== Records for processing

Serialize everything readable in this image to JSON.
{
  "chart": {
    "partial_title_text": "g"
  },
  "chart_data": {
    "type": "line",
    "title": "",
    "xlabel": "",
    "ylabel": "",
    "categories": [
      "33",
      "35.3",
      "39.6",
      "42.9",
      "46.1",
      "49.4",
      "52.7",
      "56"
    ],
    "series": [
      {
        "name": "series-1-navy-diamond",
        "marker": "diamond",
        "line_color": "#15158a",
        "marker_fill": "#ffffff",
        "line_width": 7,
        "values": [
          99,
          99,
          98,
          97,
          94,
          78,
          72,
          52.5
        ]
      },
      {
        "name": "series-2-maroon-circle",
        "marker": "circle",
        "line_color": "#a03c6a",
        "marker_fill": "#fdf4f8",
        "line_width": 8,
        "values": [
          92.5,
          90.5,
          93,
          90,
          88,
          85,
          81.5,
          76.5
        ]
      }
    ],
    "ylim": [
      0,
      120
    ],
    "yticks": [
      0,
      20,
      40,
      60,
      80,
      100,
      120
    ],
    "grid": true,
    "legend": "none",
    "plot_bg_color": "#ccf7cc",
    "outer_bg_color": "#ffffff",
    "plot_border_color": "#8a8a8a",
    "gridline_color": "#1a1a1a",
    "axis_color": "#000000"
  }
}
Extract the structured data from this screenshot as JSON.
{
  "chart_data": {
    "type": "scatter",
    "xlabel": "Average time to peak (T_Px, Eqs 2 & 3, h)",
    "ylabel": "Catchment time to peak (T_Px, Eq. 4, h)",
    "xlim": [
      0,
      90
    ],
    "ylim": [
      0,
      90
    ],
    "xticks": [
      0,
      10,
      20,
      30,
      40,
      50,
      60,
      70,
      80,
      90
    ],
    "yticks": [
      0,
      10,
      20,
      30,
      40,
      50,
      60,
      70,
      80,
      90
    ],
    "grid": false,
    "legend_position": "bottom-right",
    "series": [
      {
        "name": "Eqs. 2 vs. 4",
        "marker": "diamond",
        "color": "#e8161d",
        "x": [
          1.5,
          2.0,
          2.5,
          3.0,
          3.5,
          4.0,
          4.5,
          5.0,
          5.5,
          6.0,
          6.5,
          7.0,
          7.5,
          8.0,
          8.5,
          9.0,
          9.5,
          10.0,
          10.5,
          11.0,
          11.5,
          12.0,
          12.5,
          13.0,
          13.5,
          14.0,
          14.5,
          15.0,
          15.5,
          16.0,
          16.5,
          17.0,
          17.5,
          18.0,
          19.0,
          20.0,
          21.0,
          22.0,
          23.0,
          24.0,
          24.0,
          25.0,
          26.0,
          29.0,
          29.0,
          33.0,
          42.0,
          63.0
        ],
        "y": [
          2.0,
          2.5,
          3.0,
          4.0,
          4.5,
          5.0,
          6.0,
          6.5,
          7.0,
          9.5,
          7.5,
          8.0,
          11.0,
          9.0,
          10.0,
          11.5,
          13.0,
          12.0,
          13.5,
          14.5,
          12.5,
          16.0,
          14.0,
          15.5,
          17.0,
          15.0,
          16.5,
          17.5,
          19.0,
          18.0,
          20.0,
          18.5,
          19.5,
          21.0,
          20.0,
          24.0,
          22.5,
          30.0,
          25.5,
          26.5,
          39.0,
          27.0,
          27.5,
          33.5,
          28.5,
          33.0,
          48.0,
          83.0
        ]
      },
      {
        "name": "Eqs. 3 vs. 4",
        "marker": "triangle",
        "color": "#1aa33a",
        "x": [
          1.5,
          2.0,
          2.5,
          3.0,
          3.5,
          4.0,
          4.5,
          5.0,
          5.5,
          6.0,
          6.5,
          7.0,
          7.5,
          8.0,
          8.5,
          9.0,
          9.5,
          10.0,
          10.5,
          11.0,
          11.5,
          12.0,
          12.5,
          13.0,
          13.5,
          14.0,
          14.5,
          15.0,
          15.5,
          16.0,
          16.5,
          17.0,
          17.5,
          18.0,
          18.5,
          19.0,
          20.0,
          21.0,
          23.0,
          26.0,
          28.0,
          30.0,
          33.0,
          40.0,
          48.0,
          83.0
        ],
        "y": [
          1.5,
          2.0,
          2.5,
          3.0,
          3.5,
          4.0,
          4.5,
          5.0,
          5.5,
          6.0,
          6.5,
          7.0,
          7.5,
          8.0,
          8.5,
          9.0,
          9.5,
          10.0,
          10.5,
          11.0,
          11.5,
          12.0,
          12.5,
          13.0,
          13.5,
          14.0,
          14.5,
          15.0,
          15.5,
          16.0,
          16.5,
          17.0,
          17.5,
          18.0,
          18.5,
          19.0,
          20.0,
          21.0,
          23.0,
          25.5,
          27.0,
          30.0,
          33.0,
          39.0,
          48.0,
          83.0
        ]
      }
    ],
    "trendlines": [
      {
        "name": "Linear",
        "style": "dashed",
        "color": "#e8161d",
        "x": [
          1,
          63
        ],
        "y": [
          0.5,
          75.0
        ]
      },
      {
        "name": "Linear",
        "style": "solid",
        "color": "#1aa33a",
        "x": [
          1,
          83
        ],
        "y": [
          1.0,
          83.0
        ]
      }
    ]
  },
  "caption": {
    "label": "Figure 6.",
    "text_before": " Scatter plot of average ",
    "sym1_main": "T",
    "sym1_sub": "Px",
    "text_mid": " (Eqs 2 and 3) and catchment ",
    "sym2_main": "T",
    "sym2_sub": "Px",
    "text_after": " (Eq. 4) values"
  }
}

====

▸ Challenge: Search the listing for the word "peak" and return each line that holds it.

▸ Task result:
    "xlabel": "Average time to peak (T_Px, Eqs 2 & 3, h)",
    "ylabel": "Catchment time to peak (T_Px, Eq. 4, h)",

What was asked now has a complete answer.